Begin Records supplied

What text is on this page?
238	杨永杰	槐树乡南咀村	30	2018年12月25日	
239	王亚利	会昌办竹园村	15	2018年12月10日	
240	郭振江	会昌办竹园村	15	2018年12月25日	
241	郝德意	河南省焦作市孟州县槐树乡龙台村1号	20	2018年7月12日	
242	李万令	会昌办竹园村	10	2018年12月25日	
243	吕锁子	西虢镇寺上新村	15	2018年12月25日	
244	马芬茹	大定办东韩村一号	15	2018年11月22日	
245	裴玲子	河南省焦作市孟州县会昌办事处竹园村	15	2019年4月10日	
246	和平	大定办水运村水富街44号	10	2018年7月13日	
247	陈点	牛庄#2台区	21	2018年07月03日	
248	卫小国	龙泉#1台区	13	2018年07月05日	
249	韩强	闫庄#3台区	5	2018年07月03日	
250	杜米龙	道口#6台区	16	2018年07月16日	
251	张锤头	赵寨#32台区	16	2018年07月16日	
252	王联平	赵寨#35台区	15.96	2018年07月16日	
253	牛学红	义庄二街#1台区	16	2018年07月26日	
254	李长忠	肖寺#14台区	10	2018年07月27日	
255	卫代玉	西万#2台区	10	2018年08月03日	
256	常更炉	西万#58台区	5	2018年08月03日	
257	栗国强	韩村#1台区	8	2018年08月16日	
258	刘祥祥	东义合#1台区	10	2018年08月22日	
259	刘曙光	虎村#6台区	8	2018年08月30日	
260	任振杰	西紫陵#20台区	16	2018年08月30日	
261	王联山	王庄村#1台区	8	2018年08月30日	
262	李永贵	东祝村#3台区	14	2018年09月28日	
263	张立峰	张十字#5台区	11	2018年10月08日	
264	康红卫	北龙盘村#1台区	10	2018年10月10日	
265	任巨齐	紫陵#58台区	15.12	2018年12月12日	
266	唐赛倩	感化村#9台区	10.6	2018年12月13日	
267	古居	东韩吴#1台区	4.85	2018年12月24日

End Records supplied

• What the task requires: Exactly as shown above, return every record.

• In response:
What text is on this page?
238	杨永杰	槐树乡南咀村	30	2018年12月25日	
239	王亚利	会昌办竹园村	15	2018年12月10日	
240	郭振江	会昌办竹园村	15	2018年12月25日	
241	郝德意	河南省焦作市孟州县槐树乡龙台村1号	20	2018年7月12日	
242	李万令	会昌办竹园村	10	2018年12月25日	
243	吕锁子	西虢镇寺上新村	15	2018年12月25日	
244	马芬茹	大定办东韩村一号	15	2018年11月22日	
245	裴玲子	河南省焦作市孟州县会昌办事处竹园村	15	2019年4月10日	
246	和平	大定办水运村水富街44号	10	2018年7月13日	
247	陈点	牛庄#2台区	21	2018年07月03日	
248	卫小国	龙泉#1台区	13	2018年07月05日	
249	韩强	闫庄#3台区	5	2018年07月03日	
250	杜米龙	道口#6台区	16	2018年07月16日	
251	张锤头	赵寨#32台区	16	2018年07月16日	
252	王联平	赵寨#35台区	15.96	2018年07月16日	
253	牛学红	义庄二街#1台区	16	2018年07月26日	
254	李长忠	肖寺#14台区	10	2018年07月27日	
255	卫代玉	西万#2台区	10	2018年08月03日	
256	常更炉	西万#58台区	5	2018年08月03日	
257	栗国强	韩村#1台区	8	2018年08月16日	
258	刘祥祥	东义合#1台区	10	2018年08月22日	
259	刘曙光	虎村#6台区	8	2018年08月30日	
260	任振杰	西紫陵#20台区	16	2018年08月30日	
261	王联山	王庄村#1台区	8	2018年08月30日	
262	李永贵	东祝村#3台区	14	2018年09月28日	
263	张立峰	张十字#5台区	11	2018年10月08日	
264	康红卫	北龙盘村#1台区	10	2018年10月10日	
265	任巨齐	紫陵#58台区	15.12	2018年12月12日	
266	唐赛倩	感化村#9台区	10.6	2018年12月13日	
267	古居	东韩吴#1台区	4.85	2018年12月24日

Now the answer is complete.